== Given records ==

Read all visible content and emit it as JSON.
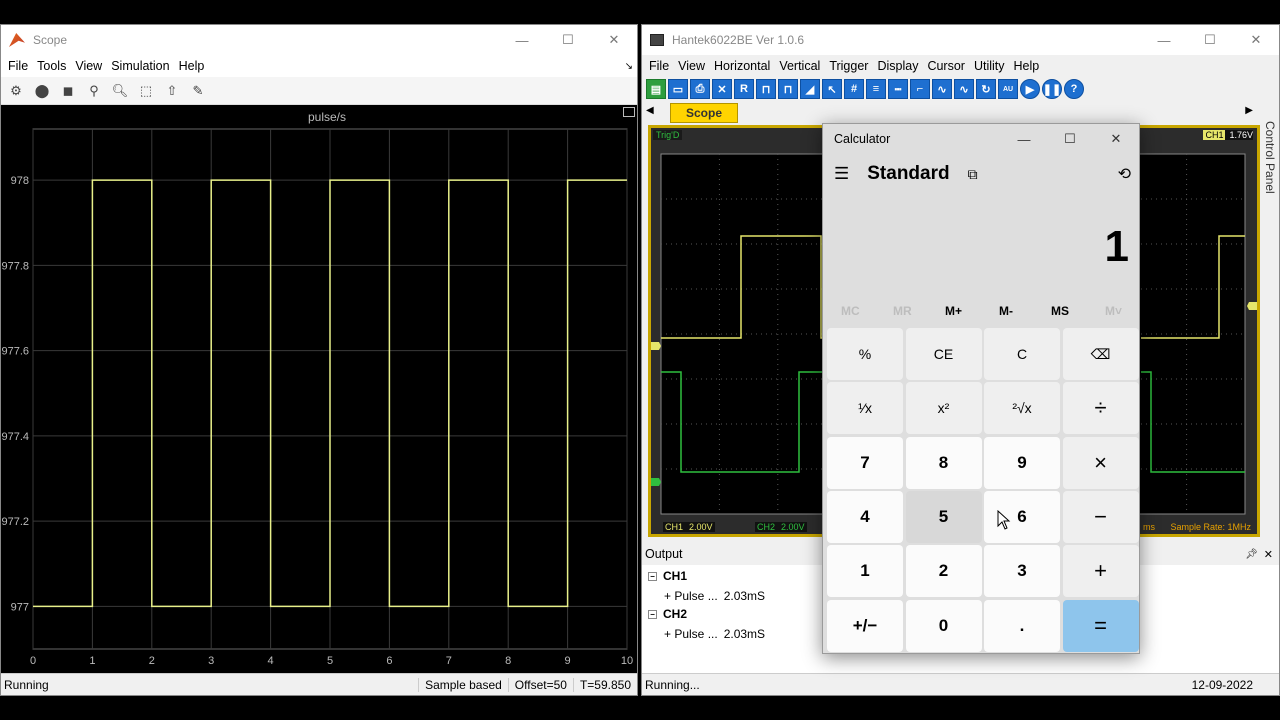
{
  "scope": {
    "title": "Scope",
    "menu": [
      "File",
      "Tools",
      "View",
      "Simulation",
      "Help"
    ],
    "plot_title": "pulse/s",
    "status_left": "Running",
    "status_mode": "Sample based",
    "status_offset": "Offset=50",
    "status_time": "T=59.850"
  },
  "chart_data": {
    "type": "line",
    "title": "pulse/s",
    "x_ticks": [
      "0",
      "1",
      "2",
      "3",
      "4",
      "5",
      "6",
      "7",
      "8",
      "9",
      "10"
    ],
    "y_ticks": [
      "977",
      "977.2",
      "977.4",
      "977.6",
      "977.8",
      "978"
    ],
    "xlim": [
      0,
      10
    ],
    "ylim": [
      976.9,
      978.12
    ],
    "grid": true,
    "series": [
      {
        "color": "#e8f08a",
        "points": [
          [
            0,
            977
          ],
          [
            1,
            977
          ],
          [
            1,
            978
          ],
          [
            2,
            978
          ],
          [
            2,
            977
          ],
          [
            3,
            977
          ],
          [
            3,
            978
          ],
          [
            4,
            978
          ],
          [
            4,
            977
          ],
          [
            5,
            977
          ],
          [
            5,
            978
          ],
          [
            6,
            978
          ],
          [
            6,
            977
          ],
          [
            7,
            977
          ],
          [
            7,
            978
          ],
          [
            8,
            978
          ],
          [
            8,
            977
          ],
          [
            9,
            977
          ],
          [
            9,
            978
          ],
          [
            10,
            978
          ]
        ]
      }
    ]
  },
  "hantek": {
    "title": "Hantek6022BE Ver 1.0.6",
    "menu": [
      "File",
      "View",
      "Horizontal",
      "Vertical",
      "Trigger",
      "Display",
      "Cursor",
      "Utility",
      "Help"
    ],
    "tab": "Scope",
    "side_panel": "Control Panel",
    "trig_label": "Trig'D",
    "ch1_indicator": "CH1",
    "trigger_level": "1.76V",
    "ch1_scale": "CH1",
    "ch1_volt": "2.00V",
    "ch2_scale": "CH2",
    "ch2_volt": "2.00V",
    "time_frag": "ms",
    "sample_rate": "Sample Rate: 1MHz",
    "output_title": "Output",
    "output_groups": [
      {
        "name": "CH1",
        "item": "+ Pulse ...",
        "value": "2.03mS"
      },
      {
        "name": "CH2",
        "item": "+ Pulse ...",
        "value": "2.03mS"
      }
    ],
    "status_left": "Running...",
    "status_date": "12-09-2022"
  },
  "calc": {
    "title": "Calculator",
    "mode": "Standard",
    "display": "1",
    "memory": [
      "MC",
      "MR",
      "M+",
      "M-",
      "MS",
      "M˅"
    ],
    "keys": [
      "%",
      "CE",
      "C",
      "⌫",
      "¹⁄x",
      "x²",
      "²√x",
      "÷",
      "7",
      "8",
      "9",
      "×",
      "4",
      "5",
      "6",
      "−",
      "1",
      "2",
      "3",
      "+",
      "+/−",
      "0",
      ".",
      "="
    ]
  },
  "colors": {
    "trace_scope": "#e8f08a",
    "ch1": "#e6e66a",
    "ch2": "#2fbf3f",
    "equals": "#8ec5ec",
    "hantek_accent": "#ffd400"
  }
}
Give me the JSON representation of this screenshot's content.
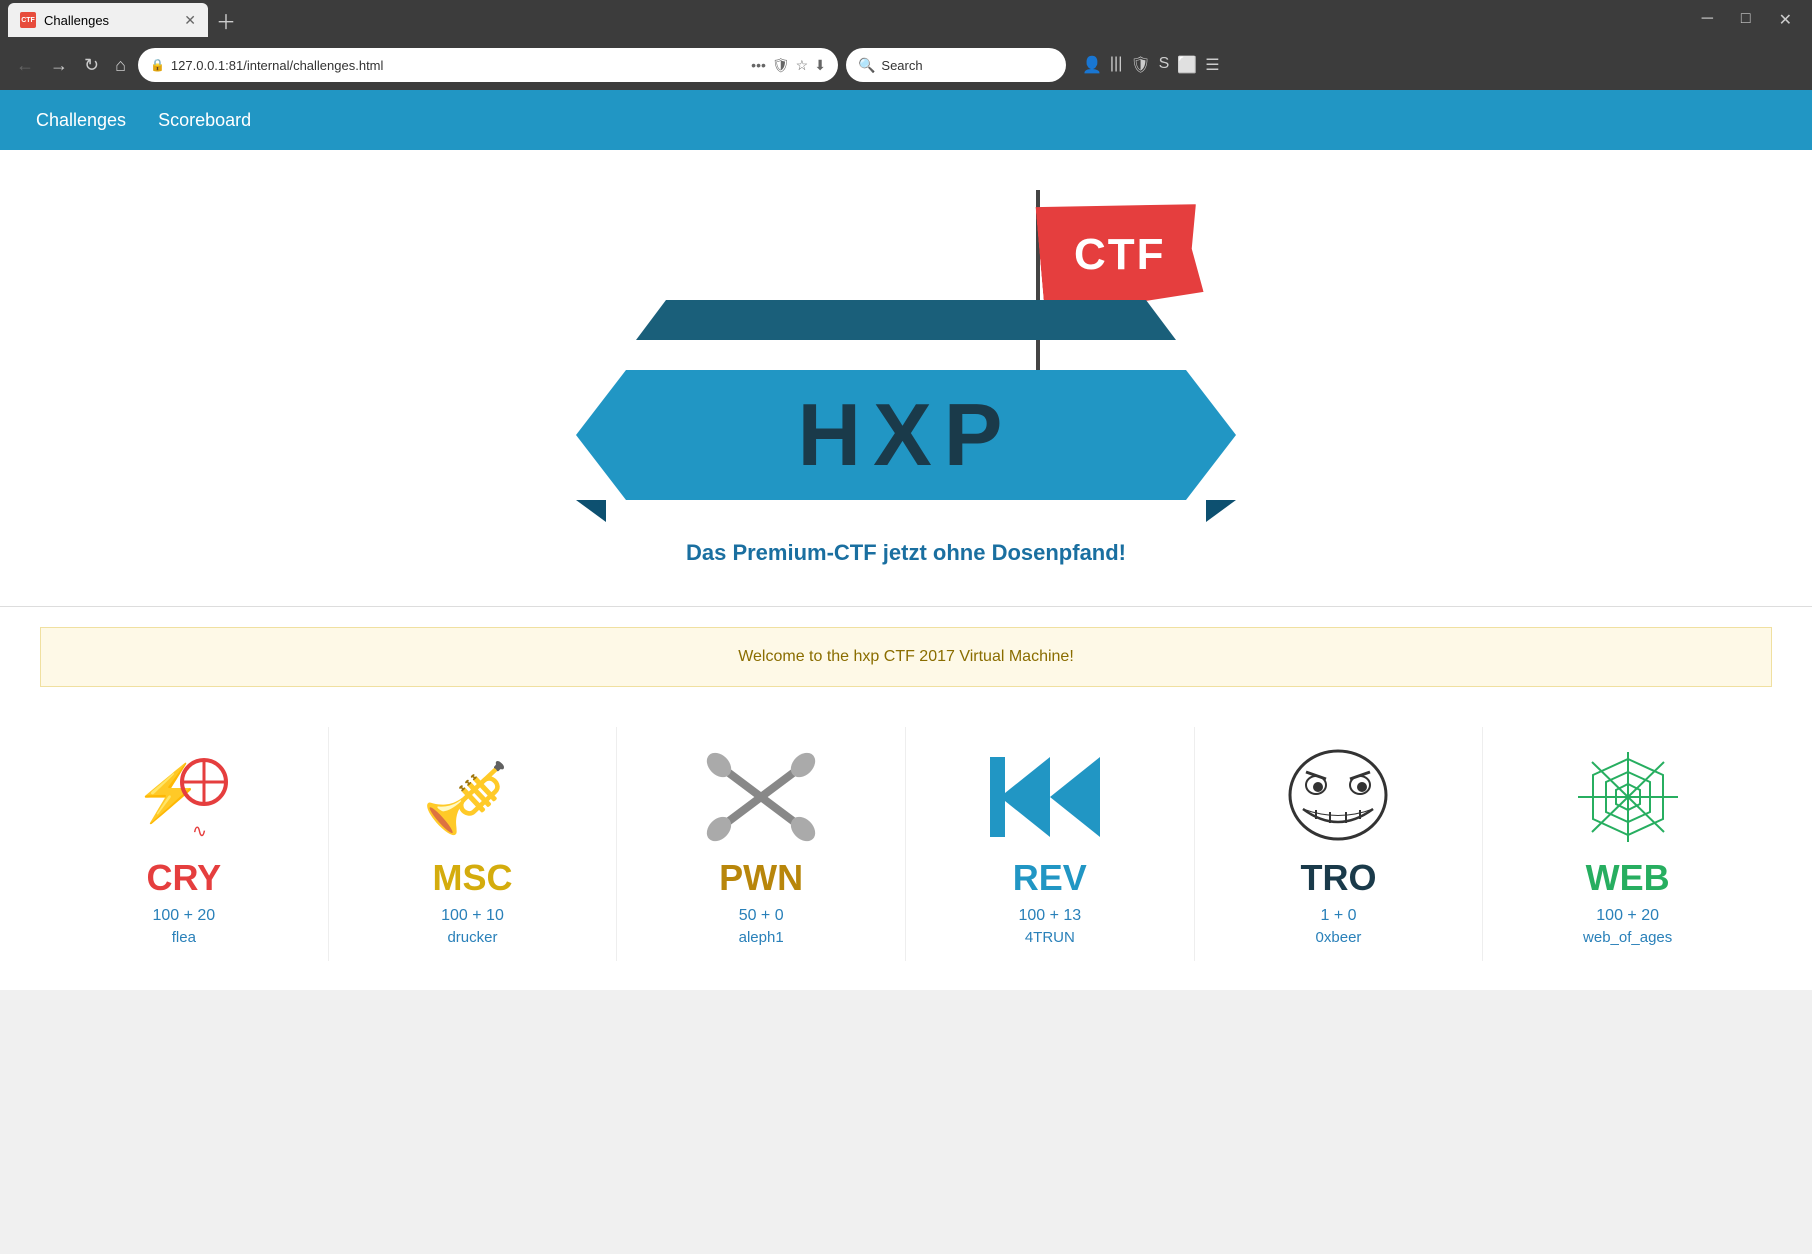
{
  "browser": {
    "tab_title": "Challenges",
    "tab_icon": "CTF",
    "url": "127.0.0.1:81/internal/challenges.html",
    "search_placeholder": "Search",
    "search_value": ""
  },
  "nav": {
    "links": [
      {
        "label": "Challenges",
        "href": "#"
      },
      {
        "label": "Scoreboard",
        "href": "#"
      }
    ]
  },
  "hero": {
    "logo_text": "HXP",
    "flag_text": "CTF",
    "tagline": "Das Premium-CTF jetzt ohne Dosenpfand!"
  },
  "welcome": {
    "message": "Welcome to the hxp CTF 2017 Virtual Machine!"
  },
  "challenges": [
    {
      "id": "cry",
      "name": "CRY",
      "color": "#e53e3e",
      "score": "100 + 20",
      "link": "flea"
    },
    {
      "id": "msc",
      "name": "MSC",
      "color": "#d4ac0d",
      "score": "100 + 10",
      "link": "drucker"
    },
    {
      "id": "pwn",
      "name": "PWN",
      "color": "#b8860b",
      "score": "50 + 0",
      "link": "aleph1"
    },
    {
      "id": "rev",
      "name": "REV",
      "color": "#2196c4",
      "score": "100 + 13",
      "link": "4TRUN"
    },
    {
      "id": "tro",
      "name": "TRO",
      "color": "#1a3a4a",
      "score": "1 + 0",
      "link": "0xbeer"
    },
    {
      "id": "web",
      "name": "WEB",
      "color": "#27ae60",
      "score": "100 + 20",
      "link": "web_of_ages"
    }
  ]
}
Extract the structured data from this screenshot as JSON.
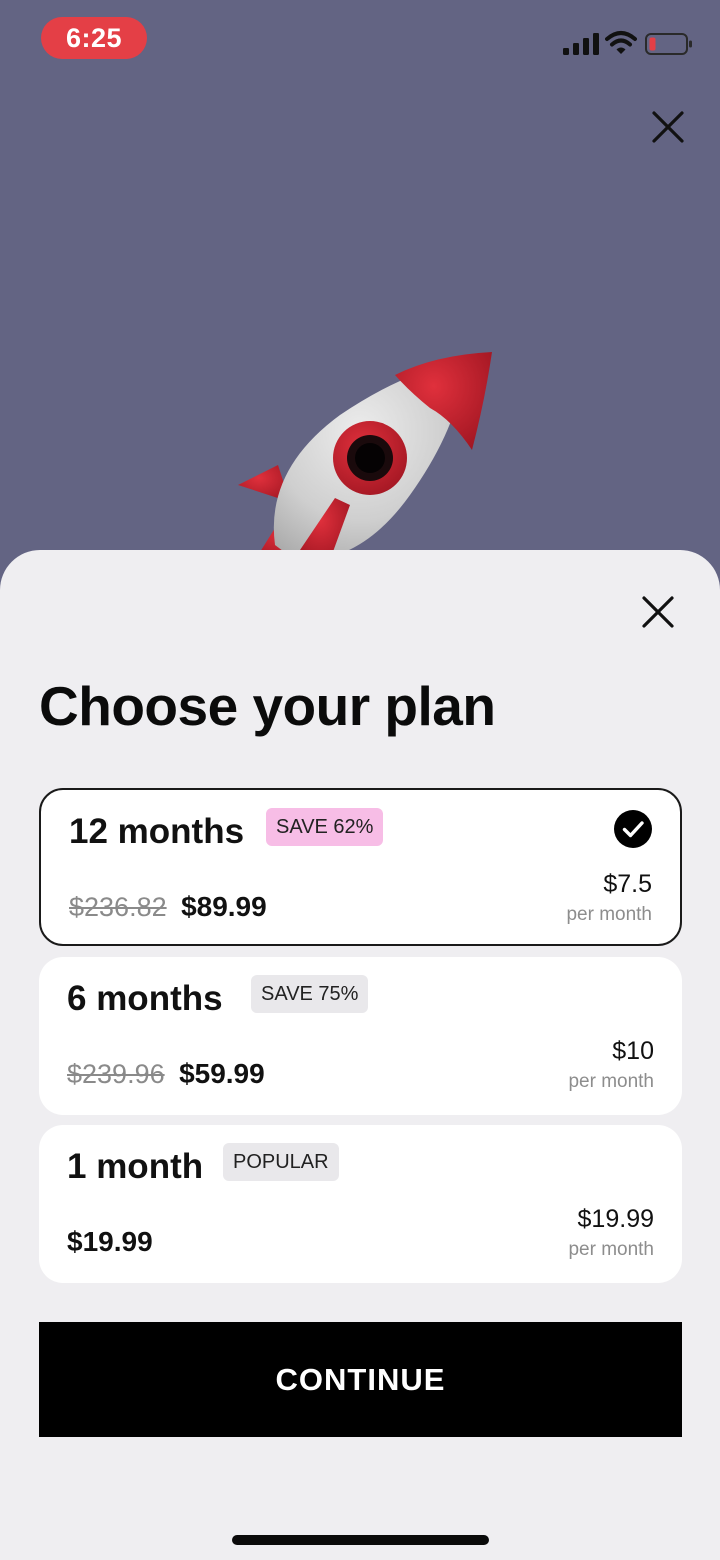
{
  "status_bar": {
    "time": "6:25",
    "icons": [
      "signal-icon",
      "wifi-icon",
      "battery-low-icon"
    ]
  },
  "colors": {
    "background": "#636483",
    "sheet": "#efeef1",
    "time_pill": "#e43f46",
    "save_badge_pink": "#f7bde6",
    "badge_gray": "#e9e8eb",
    "button": "#000000",
    "rocket_red": "#c8202c"
  },
  "icons": {
    "top_close": "close-icon",
    "sheet_close": "close-icon",
    "selected_check": "check-circle-icon"
  },
  "sheet": {
    "title": "Choose your plan"
  },
  "plans": [
    {
      "name": "12 months",
      "badge": "SAVE 62%",
      "old_price": "$236.82",
      "price": "$89.99",
      "per_month_price": "$7.5",
      "per_month_label": "per month",
      "selected": true
    },
    {
      "name": "6 months",
      "badge": "SAVE 75%",
      "old_price": "$239.96",
      "price": "$59.99",
      "per_month_price": "$10",
      "per_month_label": "per month",
      "selected": false
    },
    {
      "name": "1 month",
      "badge": "POPULAR",
      "price": "$19.99",
      "per_month_price": "$19.99",
      "per_month_label": "per month",
      "selected": false
    }
  ],
  "continue_button": {
    "label": "CONTINUE"
  }
}
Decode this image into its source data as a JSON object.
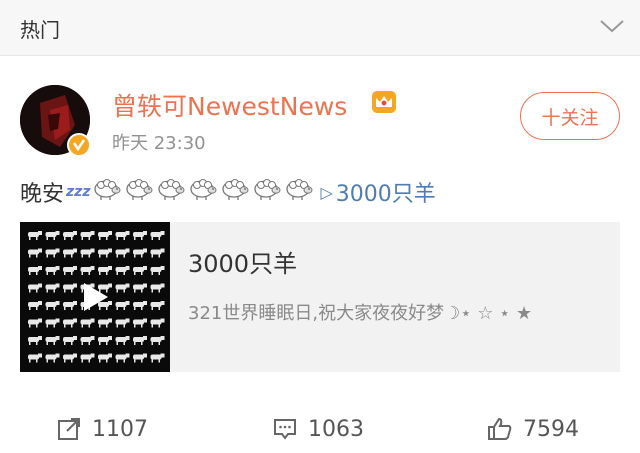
{
  "header": {
    "title": "热门",
    "icon": "chevron-down-icon"
  },
  "post": {
    "author": "曾轶可NewestNews",
    "time": "昨天 23:30",
    "follow_label": "十关注",
    "text_prefix": "晚安",
    "zzz": "zzz",
    "sheep_count": 7,
    "link_text": "3000只羊",
    "link_icon": "play-triangle-icon",
    "media": {
      "title": "3000只羊",
      "description": "321世界睡眠日,祝大家夜夜好梦☽⋆ ☆ ⋆ ★"
    },
    "actions": {
      "repost": "1107",
      "comment": "1063",
      "like": "7594"
    }
  },
  "colors": {
    "accent": "#eb7350",
    "link": "#507daf",
    "vip": "#f5a623"
  }
}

===

Output the span from the line with "Decode this image" through the last line of the data, inclusive and exact, and omit every picture.

* Reply to the task
Decode this image into its source data as a JSON object.
{
  "header": {
    "title": "热门",
    "icon": "chevron-down-icon"
  },
  "post": {
    "author": "曾轶可NewestNews",
    "time": "昨天 23:30",
    "follow_label": "十关注",
    "text_prefix": "晚安",
    "zzz": "zzz",
    "sheep_count": 7,
    "link_text": "3000只羊",
    "link_icon": "play-triangle-icon",
    "media": {
      "title": "3000只羊",
      "description": "321世界睡眠日,祝大家夜夜好梦☽⋆ ☆ ⋆ ★"
    },
    "actions": {
      "repost": "1107",
      "comment": "1063",
      "like": "7594"
    }
  },
  "colors": {
    "accent": "#eb7350",
    "link": "#507daf",
    "vip": "#f5a623"
  }
}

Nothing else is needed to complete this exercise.